> _Written exercise_
Omit the pictures from the entries below and retype everything else exactly.

Figure record extracts
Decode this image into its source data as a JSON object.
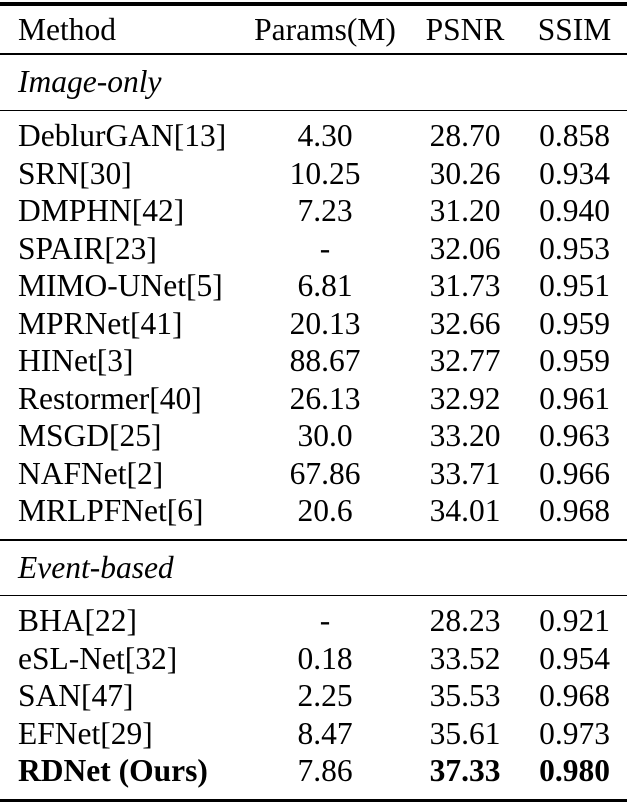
{
  "table": {
    "columns": [
      "Method",
      "Params(M)",
      "PSNR",
      "SSIM"
    ],
    "sections": [
      {
        "label": "Image-only",
        "rows": [
          {
            "method": "DeblurGAN[13]",
            "params": "4.30",
            "psnr": "28.70",
            "ssim": "0.858"
          },
          {
            "method": "SRN[30]",
            "params": "10.25",
            "psnr": "30.26",
            "ssim": "0.934"
          },
          {
            "method": "DMPHN[42]",
            "params": "7.23",
            "psnr": "31.20",
            "ssim": "0.940"
          },
          {
            "method": "SPAIR[23]",
            "params": "-",
            "psnr": "32.06",
            "ssim": "0.953"
          },
          {
            "method": "MIMO-UNet[5]",
            "params": "6.81",
            "psnr": "31.73",
            "ssim": "0.951"
          },
          {
            "method": "MPRNet[41]",
            "params": "20.13",
            "psnr": "32.66",
            "ssim": "0.959"
          },
          {
            "method": "HINet[3]",
            "params": "88.67",
            "psnr": "32.77",
            "ssim": "0.959"
          },
          {
            "method": "Restormer[40]",
            "params": "26.13",
            "psnr": "32.92",
            "ssim": "0.961"
          },
          {
            "method": "MSGD[25]",
            "params": "30.0",
            "psnr": "33.20",
            "ssim": "0.963"
          },
          {
            "method": "NAFNet[2]",
            "params": "67.86",
            "psnr": "33.71",
            "ssim": "0.966"
          },
          {
            "method": "MRLPFNet[6]",
            "params": "20.6",
            "psnr": "34.01",
            "ssim": "0.968"
          }
        ]
      },
      {
        "label": "Event-based",
        "rows": [
          {
            "method": "BHA[22]",
            "params": "-",
            "psnr": "28.23",
            "ssim": "0.921"
          },
          {
            "method": "eSL-Net[32]",
            "params": "0.18",
            "psnr": "33.52",
            "ssim": "0.954"
          },
          {
            "method": "SAN[47]",
            "params": "2.25",
            "psnr": "35.53",
            "ssim": "0.968"
          },
          {
            "method": "EFNet[29]",
            "params": "8.47",
            "psnr": "35.61",
            "ssim": "0.973"
          },
          {
            "method": "RDNet (Ours)",
            "params": "7.86",
            "psnr": "37.33",
            "ssim": "0.980"
          }
        ]
      }
    ],
    "colors": {
      "text": "#000000",
      "background": "#ffffff",
      "rule": "#000000"
    }
  }
}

> _Problem solution_
Decode this image into its source data as a JSON object.
{
  "table": {
    "columns": [
      "Method",
      "Params(M)",
      "PSNR",
      "SSIM"
    ],
    "sections": [
      {
        "label": "Image-only",
        "rows": [
          {
            "method": "DeblurGAN[13]",
            "params": "4.30",
            "psnr": "28.70",
            "ssim": "0.858"
          },
          {
            "method": "SRN[30]",
            "params": "10.25",
            "psnr": "30.26",
            "ssim": "0.934"
          },
          {
            "method": "DMPHN[42]",
            "params": "7.23",
            "psnr": "31.20",
            "ssim": "0.940"
          },
          {
            "method": "SPAIR[23]",
            "params": "-",
            "psnr": "32.06",
            "ssim": "0.953"
          },
          {
            "method": "MIMO-UNet[5]",
            "params": "6.81",
            "psnr": "31.73",
            "ssim": "0.951"
          },
          {
            "method": "MPRNet[41]",
            "params": "20.13",
            "psnr": "32.66",
            "ssim": "0.959"
          },
          {
            "method": "HINet[3]",
            "params": "88.67",
            "psnr": "32.77",
            "ssim": "0.959"
          },
          {
            "method": "Restormer[40]",
            "params": "26.13",
            "psnr": "32.92",
            "ssim": "0.961"
          },
          {
            "method": "MSGD[25]",
            "params": "30.0",
            "psnr": "33.20",
            "ssim": "0.963"
          },
          {
            "method": "NAFNet[2]",
            "params": "67.86",
            "psnr": "33.71",
            "ssim": "0.966"
          },
          {
            "method": "MRLPFNet[6]",
            "params": "20.6",
            "psnr": "34.01",
            "ssim": "0.968"
          }
        ]
      },
      {
        "label": "Event-based",
        "rows": [
          {
            "method": "BHA[22]",
            "params": "-",
            "psnr": "28.23",
            "ssim": "0.921"
          },
          {
            "method": "eSL-Net[32]",
            "params": "0.18",
            "psnr": "33.52",
            "ssim": "0.954"
          },
          {
            "method": "SAN[47]",
            "params": "2.25",
            "psnr": "35.53",
            "ssim": "0.968"
          },
          {
            "method": "EFNet[29]",
            "params": "8.47",
            "psnr": "35.61",
            "ssim": "0.973"
          },
          {
            "method": "RDNet (Ours)",
            "params": "7.86",
            "psnr": "37.33",
            "ssim": "0.980"
          }
        ]
      }
    ],
    "colors": {
      "text": "#000000",
      "background": "#ffffff",
      "rule": "#000000"
    }
  }
}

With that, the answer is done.